Stated task 1:
Answer these questions about the blog post on Michelle Obama's speech.
(a) At what time did something start nagging at the writer?
(b) In what city did the First Lady speak at the DNC?
(c) Who was the first Latina the writer remembers seeing on the cover of a mainstream magazine?
Stated task 2: Carry on the blog post about Michelle Obama's speech from its last sentence, keeping the writer's voice.

Document:
Wednesday, September 5, 2012

One of those IMPORTANT "Race in America" Blogs

I felt inspired to write, this morning. Something was nagging at me at 4:45 am and I haven't gotten much sleep since. Last night, I got to hear the First Lady of the United States, Michelle Obama, speak at the DNC in Charlotte, NC. No, I wasn't there, we listened on the app. I also followed responses from those on Twitter and it made me so emotional.

It fills me with so much joy that our First Lady is seen as such a classy woman. From either side of the political radar, she seems to be respected. What fills my heart more is that she LOOKS LIKE ME and she gets that response.

It's possible that you're rolling your eyes if you're not a minority woman right now. It's possible that you're saying to yourself, "why does she have to go there with race? Thought this wasn't about race?" That's okay. If you don't want to read what I'm about to say, that's cool, move on. This isn't going to be about blaming "the man" or whatever stereotype you have in mind; so open your mind and keep reading.

For a darker-skinned black woman like myself, hearing the positivity about that woman was REFRESHING. I read from Yvette Nicole Brown's twitter (She's on "Community") a retweet that said, "Michelle Obama is out here trying to make up for VH1's entire reality show lineup." While it was written in jest, it would seem to be completely true. Those shows do absolutely nothing for debunking stereotypes about minority women.

It's tough to be in our skin sometimes.We already have to deal with looks from our hair or why our skin is so dark...or our lips...our butts, etc. We have to deal with the stereotype that we're LOUD, sensitive, volatile, RUDE, etc... we don't need several different shows to make us look worse.

Back to the First Lady:

I woke up early this morning and couldn't go back to sleep because I was thinking of what little girls like me got to see last night. Tears dropped when I started thinking about what I got to see-not much.

I think of all the magazines on the stands as a pre-teen and how most of them were filled with blonde-haired, blue-eyed girls. THIS was beauty. There were times when it was a brunette white girl. There were times when a Halle Berry appeared on a magazine. I don't think I remember seeing a Latina on the cover of a mainstream magazine until J-Lo in the late '90s.

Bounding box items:
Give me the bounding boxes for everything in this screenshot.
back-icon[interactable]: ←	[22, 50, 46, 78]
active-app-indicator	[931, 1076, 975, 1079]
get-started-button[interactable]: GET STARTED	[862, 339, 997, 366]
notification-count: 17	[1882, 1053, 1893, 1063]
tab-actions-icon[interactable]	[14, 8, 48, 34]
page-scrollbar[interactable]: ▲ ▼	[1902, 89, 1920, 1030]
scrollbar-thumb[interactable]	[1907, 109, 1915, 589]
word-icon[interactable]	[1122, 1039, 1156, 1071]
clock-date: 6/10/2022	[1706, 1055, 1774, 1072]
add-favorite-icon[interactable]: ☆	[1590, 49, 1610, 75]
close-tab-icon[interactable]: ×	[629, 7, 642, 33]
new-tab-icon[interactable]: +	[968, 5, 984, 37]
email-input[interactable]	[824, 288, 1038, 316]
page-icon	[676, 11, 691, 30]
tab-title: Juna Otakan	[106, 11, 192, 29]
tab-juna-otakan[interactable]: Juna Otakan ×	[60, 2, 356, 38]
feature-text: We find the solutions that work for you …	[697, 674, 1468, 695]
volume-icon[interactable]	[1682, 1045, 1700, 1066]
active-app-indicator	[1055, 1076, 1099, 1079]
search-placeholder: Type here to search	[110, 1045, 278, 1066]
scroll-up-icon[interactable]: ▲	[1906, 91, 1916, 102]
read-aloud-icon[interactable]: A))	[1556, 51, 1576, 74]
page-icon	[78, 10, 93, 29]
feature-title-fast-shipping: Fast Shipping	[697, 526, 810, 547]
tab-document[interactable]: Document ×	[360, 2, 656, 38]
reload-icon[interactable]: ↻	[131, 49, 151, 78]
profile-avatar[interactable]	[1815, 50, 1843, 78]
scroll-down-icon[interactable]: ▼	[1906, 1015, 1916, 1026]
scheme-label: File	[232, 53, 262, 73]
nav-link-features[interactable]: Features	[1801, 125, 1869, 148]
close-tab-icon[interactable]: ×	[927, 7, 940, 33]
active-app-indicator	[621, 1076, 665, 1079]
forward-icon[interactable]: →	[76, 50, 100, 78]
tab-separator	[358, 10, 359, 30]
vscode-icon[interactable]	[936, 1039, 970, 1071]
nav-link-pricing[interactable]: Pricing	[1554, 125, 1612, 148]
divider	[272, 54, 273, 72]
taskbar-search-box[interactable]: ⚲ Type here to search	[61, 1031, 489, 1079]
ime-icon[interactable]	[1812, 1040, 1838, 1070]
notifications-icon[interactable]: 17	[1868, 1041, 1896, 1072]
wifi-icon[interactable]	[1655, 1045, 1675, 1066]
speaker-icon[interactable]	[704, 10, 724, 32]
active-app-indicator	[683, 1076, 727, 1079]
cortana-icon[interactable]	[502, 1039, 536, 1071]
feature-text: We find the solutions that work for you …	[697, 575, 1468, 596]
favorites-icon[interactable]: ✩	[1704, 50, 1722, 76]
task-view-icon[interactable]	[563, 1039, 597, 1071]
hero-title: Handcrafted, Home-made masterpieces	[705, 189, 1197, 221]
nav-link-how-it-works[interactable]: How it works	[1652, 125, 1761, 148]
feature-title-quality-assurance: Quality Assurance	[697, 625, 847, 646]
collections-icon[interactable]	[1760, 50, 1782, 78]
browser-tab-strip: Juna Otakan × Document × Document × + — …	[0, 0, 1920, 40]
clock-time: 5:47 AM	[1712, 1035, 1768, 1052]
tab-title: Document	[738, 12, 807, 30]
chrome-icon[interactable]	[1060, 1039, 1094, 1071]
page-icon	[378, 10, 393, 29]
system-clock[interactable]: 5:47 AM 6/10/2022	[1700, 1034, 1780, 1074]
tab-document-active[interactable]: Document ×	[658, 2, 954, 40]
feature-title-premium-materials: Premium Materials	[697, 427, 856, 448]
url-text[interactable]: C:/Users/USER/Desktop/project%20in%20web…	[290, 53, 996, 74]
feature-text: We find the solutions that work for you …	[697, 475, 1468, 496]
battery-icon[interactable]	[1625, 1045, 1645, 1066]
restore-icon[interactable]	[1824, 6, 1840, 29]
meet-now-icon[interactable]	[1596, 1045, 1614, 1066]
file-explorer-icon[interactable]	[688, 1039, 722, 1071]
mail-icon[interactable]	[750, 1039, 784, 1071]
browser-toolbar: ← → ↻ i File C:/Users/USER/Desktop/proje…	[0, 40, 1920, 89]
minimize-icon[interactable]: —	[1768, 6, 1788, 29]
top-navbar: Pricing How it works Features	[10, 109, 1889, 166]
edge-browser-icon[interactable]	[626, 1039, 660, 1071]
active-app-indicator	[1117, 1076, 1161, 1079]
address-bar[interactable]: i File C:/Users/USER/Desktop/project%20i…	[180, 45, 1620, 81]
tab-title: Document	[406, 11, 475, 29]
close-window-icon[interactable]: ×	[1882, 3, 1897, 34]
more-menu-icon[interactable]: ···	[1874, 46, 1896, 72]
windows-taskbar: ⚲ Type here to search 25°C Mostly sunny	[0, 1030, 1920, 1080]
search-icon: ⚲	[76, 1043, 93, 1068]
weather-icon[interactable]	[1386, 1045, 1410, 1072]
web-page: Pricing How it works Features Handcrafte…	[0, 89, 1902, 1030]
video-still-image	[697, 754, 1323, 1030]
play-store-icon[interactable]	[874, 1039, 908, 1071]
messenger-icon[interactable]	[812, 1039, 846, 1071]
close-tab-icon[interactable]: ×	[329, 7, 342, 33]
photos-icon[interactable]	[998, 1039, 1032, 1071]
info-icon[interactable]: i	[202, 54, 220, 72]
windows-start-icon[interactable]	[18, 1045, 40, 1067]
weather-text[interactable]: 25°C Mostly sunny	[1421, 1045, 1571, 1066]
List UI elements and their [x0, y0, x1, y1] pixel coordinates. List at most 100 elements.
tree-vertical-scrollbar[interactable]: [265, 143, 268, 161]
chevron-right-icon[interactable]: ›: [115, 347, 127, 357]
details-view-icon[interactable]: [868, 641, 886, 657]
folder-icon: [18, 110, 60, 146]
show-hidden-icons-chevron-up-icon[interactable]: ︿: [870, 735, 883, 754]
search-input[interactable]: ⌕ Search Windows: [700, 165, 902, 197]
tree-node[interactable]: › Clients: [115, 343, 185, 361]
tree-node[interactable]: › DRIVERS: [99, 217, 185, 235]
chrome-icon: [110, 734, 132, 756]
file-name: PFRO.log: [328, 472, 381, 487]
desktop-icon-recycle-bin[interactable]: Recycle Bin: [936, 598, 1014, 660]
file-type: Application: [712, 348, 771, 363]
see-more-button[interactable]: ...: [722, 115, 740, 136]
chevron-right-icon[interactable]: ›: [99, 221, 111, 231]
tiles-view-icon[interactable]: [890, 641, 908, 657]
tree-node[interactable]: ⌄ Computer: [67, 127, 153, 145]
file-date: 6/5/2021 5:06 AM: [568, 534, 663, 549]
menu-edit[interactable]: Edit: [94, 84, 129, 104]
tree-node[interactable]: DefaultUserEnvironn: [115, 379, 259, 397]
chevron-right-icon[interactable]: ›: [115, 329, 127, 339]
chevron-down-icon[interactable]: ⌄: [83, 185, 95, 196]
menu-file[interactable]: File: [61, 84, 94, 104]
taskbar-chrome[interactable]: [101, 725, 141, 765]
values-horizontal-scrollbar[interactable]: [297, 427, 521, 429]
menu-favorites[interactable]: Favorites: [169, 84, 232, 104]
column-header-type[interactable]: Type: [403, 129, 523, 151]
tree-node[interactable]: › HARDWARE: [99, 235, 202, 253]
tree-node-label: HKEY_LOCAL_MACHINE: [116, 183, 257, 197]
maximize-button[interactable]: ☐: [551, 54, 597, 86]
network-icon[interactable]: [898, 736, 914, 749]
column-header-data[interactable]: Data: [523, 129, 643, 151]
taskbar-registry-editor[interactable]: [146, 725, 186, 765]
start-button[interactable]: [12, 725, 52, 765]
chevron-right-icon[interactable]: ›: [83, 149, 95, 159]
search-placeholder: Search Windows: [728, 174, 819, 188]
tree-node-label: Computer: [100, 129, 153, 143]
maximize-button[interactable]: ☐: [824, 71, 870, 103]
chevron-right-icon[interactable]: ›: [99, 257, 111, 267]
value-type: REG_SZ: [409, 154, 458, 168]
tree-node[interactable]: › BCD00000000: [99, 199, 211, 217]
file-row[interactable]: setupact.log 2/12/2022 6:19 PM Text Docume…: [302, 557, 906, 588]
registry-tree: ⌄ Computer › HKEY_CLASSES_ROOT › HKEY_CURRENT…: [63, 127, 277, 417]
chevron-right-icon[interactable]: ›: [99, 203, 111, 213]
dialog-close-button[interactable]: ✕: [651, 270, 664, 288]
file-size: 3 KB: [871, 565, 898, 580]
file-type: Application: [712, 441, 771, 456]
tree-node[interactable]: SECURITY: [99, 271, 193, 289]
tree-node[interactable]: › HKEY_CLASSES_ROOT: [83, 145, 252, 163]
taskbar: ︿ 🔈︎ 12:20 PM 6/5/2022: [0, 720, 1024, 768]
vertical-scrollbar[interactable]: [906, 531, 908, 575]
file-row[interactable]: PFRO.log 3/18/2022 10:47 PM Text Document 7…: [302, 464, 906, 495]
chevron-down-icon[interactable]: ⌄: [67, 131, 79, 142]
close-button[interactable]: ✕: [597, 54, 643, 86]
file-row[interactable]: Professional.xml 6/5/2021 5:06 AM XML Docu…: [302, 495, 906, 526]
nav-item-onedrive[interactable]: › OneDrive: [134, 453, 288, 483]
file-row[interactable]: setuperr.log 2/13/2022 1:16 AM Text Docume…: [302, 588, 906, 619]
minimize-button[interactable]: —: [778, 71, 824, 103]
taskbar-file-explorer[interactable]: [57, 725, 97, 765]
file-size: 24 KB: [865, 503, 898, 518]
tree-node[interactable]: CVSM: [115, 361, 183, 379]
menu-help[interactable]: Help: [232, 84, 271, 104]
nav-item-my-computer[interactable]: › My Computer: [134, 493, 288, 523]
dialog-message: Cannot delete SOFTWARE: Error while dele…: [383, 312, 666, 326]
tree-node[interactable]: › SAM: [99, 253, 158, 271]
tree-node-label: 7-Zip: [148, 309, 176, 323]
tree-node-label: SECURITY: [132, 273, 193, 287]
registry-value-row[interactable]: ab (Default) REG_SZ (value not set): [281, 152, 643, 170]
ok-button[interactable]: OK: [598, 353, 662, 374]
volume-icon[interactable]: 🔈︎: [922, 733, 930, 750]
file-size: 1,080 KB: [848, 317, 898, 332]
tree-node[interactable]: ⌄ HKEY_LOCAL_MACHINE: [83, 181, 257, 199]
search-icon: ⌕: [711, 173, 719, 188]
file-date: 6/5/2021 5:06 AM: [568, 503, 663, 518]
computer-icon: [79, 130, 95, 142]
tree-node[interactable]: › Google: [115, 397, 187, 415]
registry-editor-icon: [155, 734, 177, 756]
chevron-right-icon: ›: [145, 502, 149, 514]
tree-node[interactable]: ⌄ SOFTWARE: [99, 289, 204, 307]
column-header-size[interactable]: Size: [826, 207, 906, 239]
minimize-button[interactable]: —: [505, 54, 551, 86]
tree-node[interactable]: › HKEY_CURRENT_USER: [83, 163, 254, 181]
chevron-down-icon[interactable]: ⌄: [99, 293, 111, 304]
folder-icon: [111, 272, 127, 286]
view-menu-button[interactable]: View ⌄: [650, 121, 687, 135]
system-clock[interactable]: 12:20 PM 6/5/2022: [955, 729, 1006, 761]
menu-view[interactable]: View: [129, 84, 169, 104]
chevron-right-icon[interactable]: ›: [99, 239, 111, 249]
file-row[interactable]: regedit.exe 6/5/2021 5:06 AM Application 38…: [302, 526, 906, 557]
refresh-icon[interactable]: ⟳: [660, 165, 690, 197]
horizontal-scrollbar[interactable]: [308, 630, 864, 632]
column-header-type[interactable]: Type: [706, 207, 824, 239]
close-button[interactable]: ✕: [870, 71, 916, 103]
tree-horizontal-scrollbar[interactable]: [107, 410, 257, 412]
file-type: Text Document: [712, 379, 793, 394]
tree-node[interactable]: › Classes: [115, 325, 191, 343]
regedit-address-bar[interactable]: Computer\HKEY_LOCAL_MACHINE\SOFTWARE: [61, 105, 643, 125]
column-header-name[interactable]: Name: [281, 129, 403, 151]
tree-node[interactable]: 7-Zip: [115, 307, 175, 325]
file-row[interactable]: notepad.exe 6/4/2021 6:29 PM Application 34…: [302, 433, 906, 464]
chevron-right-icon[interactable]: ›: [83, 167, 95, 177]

Task answer 1:
(a) 4:45 am
(b) Charlotte, NC
(c) J-Lo, in the late '90s

Task answer 2:
It's the same identity issues girls of every generation have. The idea that society is telling us what's beautiful and no one that even SLIGHTLY resembles me is ever featured. It may seem like a dumb "place to be in," but unless you were a teenage girl, you wouldn't understand.

To see the First Lady, a tall, curvy dark skinned woman with thick, nappy (yet straightened) hair like mine-wow! To see that she is received so well-WOW.

I went back a little further in time when I was a little black girl in the magnet program. There were very few minorities in this program and the TOKEN role isn't as great as it would seem. You feel kind of STUCK. You're not "white enough" for the white kids and you're not even close to being "black enough" for the black kids. I can remember being ridiculed by other black kids NOT in the program, even cousins for being in the MAGNET program. Because I spoke the way I spoke, I was "trying to be white." That made me feel like shit when I was a kid. I would rather had been ridiculed for being chubby than THAT. I was a SMART kid, I couldn't help it. It took my mom, grandmother, and grandfather to individually teach me that what they would say was ridiculous. "Why does being smart mean you're being white? Doesn't make sense, right? Don't dumb yourself down for anyone."  They were awesome.

I can remember being involved in politics from 3rd grade on, visiting local members of Congress, visiting DC, etc...I can remember these older men who looked at me with such pity. This look as if I was a charity case, forced in this group of white kids. I remember being offended before I REALLY knew what offended meant.

To see that the First Lady was the definition of class and beauty while speaking with such intelligence...Right On! To see that she was being received by all groups in this country as such-Heck Yes!

I know that people don't like to talk about race relations. If you mention racism, it's seen as "playing the race card." It's seen as a bad thing that there are Black, Hispanic-American, Asian-American, Pacific Island Heritage Months. It's seen as racist for programs like "Black In America" and "Latino in America" to exist. A friend, awhile ago, asked, "what if there was a program called 'White In America?'" I replied, "that's everything else on TV." Those programs are around to open everyone's eyes to a world outside of their own. There's nothing wrong with that. Unless you've been a minority in anyway (race, gender, sexuality, ethnicity, etc), it's tough to get that.

It's sad to say that years before that, in a public setting here in NW VA, I was treated like absolute SHIT because of my race in front of others by a member of a local fair association. That evening people said to let it go, "he's old, it's okay." The next day, when I told my boss what went down, he immediately had my back. However, another member of management BLAMED me for the confrontation. "Well, maybe she shouldn't have said anything back. Don't let her out there again." That former co-worker has been a member of the kiss my ass club; for life. When a couple of other co-workers took her tone, I was floored. I was hurt. It hurt more that people still roll that way here.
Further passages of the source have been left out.